Omit any picture, and return the remaining data exactly as written.

**Data lines**:

:::

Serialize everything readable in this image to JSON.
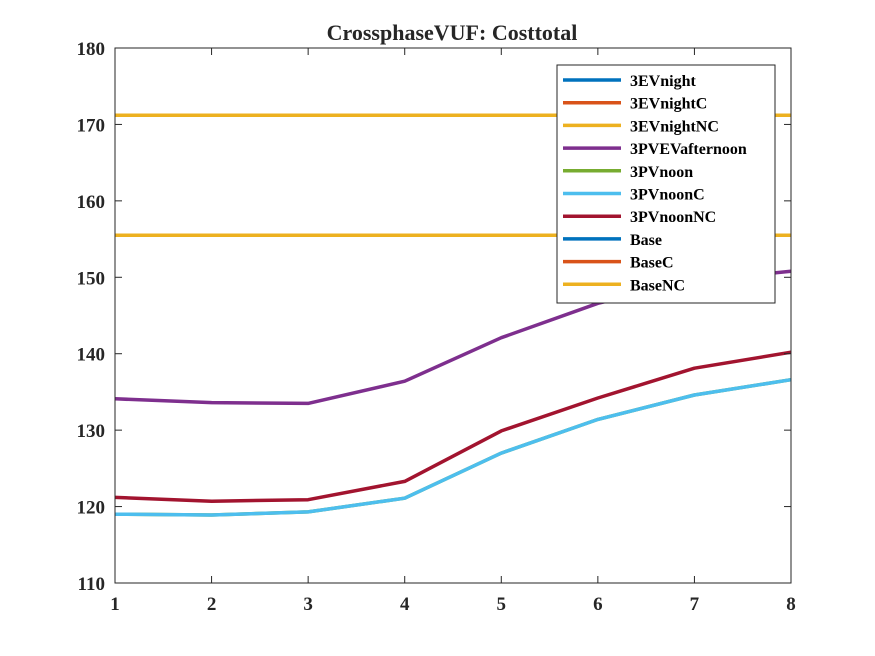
{
  "chart_data": {
    "type": "line",
    "title": "CrossphaseVUF: Costtotal",
    "xlabel": "",
    "ylabel": "",
    "x": [
      1,
      2,
      3,
      4,
      5,
      6,
      7,
      8
    ],
    "xlim": [
      1,
      8
    ],
    "ylim": [
      110,
      180
    ],
    "xticks": [
      1,
      2,
      3,
      4,
      5,
      6,
      7,
      8
    ],
    "yticks": [
      110,
      120,
      130,
      140,
      150,
      160,
      170,
      180
    ],
    "grid": false,
    "legend_position": "top-right",
    "series": [
      {
        "name": "3EVnight",
        "color": "#0072BD",
        "values": [
          155.5,
          155.5,
          155.5,
          155.5,
          155.5,
          155.5,
          155.5,
          155.5
        ]
      },
      {
        "name": "3EVnightC",
        "color": "#D95319",
        "values": [
          155.5,
          155.5,
          155.5,
          155.5,
          155.5,
          155.5,
          155.5,
          155.5
        ]
      },
      {
        "name": "3EVnightNC",
        "color": "#EDB120",
        "values": [
          171.2,
          171.2,
          171.2,
          171.2,
          171.2,
          171.2,
          171.2,
          171.2
        ]
      },
      {
        "name": "3PVEVafternoon",
        "color": "#7E2F8E",
        "values": [
          134.1,
          133.6,
          133.5,
          136.4,
          142.1,
          146.6,
          149.5,
          150.8
        ]
      },
      {
        "name": "3PVnoon",
        "color": "#77AC30",
        "values": [
          119.0,
          118.9,
          119.3,
          121.1,
          127.0,
          131.4,
          134.6,
          136.6
        ]
      },
      {
        "name": "3PVnoonC",
        "color": "#4DBEEE",
        "values": [
          119.0,
          118.9,
          119.3,
          121.1,
          127.0,
          131.4,
          134.6,
          136.6
        ]
      },
      {
        "name": "3PVnoonNC",
        "color": "#A2142F",
        "values": [
          121.2,
          120.7,
          120.9,
          123.3,
          129.9,
          134.2,
          138.1,
          140.2
        ]
      },
      {
        "name": "Base",
        "color": "#0072BD",
        "values": [
          155.5,
          155.5,
          155.5,
          155.5,
          155.5,
          155.5,
          155.5,
          155.5
        ]
      },
      {
        "name": "BaseC",
        "color": "#D95319",
        "values": [
          155.5,
          155.5,
          155.5,
          155.5,
          155.5,
          155.5,
          155.5,
          155.5
        ]
      },
      {
        "name": "BaseNC",
        "color": "#EDB120",
        "values": [
          155.5,
          155.5,
          155.5,
          155.5,
          155.5,
          155.5,
          155.5,
          155.5
        ]
      }
    ]
  }
}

:::

**Worked answer**:
Serialize everything readable in this image to JSON.
{
  "chart_data": {
    "type": "line",
    "title": "CrossphaseVUF: Costtotal",
    "xlabel": "",
    "ylabel": "",
    "x": [
      1,
      2,
      3,
      4,
      5,
      6,
      7,
      8
    ],
    "xlim": [
      1,
      8
    ],
    "ylim": [
      110,
      180
    ],
    "xticks": [
      1,
      2,
      3,
      4,
      5,
      6,
      7,
      8
    ],
    "yticks": [
      110,
      120,
      130,
      140,
      150,
      160,
      170,
      180
    ],
    "grid": false,
    "legend_position": "top-right",
    "series": [
      {
        "name": "3EVnight",
        "color": "#0072BD",
        "values": [
          155.5,
          155.5,
          155.5,
          155.5,
          155.5,
          155.5,
          155.5,
          155.5
        ]
      },
      {
        "name": "3EVnightC",
        "color": "#D95319",
        "values": [
          155.5,
          155.5,
          155.5,
          155.5,
          155.5,
          155.5,
          155.5,
          155.5
        ]
      },
      {
        "name": "3EVnightNC",
        "color": "#EDB120",
        "values": [
          171.2,
          171.2,
          171.2,
          171.2,
          171.2,
          171.2,
          171.2,
          171.2
        ]
      },
      {
        "name": "3PVEVafternoon",
        "color": "#7E2F8E",
        "values": [
          134.1,
          133.6,
          133.5,
          136.4,
          142.1,
          146.6,
          149.5,
          150.8
        ]
      },
      {
        "name": "3PVnoon",
        "color": "#77AC30",
        "values": [
          119.0,
          118.9,
          119.3,
          121.1,
          127.0,
          131.4,
          134.6,
          136.6
        ]
      },
      {
        "name": "3PVnoonC",
        "color": "#4DBEEE",
        "values": [
          119.0,
          118.9,
          119.3,
          121.1,
          127.0,
          131.4,
          134.6,
          136.6
        ]
      },
      {
        "name": "3PVnoonNC",
        "color": "#A2142F",
        "values": [
          121.2,
          120.7,
          120.9,
          123.3,
          129.9,
          134.2,
          138.1,
          140.2
        ]
      },
      {
        "name": "Base",
        "color": "#0072BD",
        "values": [
          155.5,
          155.5,
          155.5,
          155.5,
          155.5,
          155.5,
          155.5,
          155.5
        ]
      },
      {
        "name": "BaseC",
        "color": "#D95319",
        "values": [
          155.5,
          155.5,
          155.5,
          155.5,
          155.5,
          155.5,
          155.5,
          155.5
        ]
      },
      {
        "name": "BaseNC",
        "color": "#EDB120",
        "values": [
          155.5,
          155.5,
          155.5,
          155.5,
          155.5,
          155.5,
          155.5,
          155.5
        ]
      }
    ]
  }
}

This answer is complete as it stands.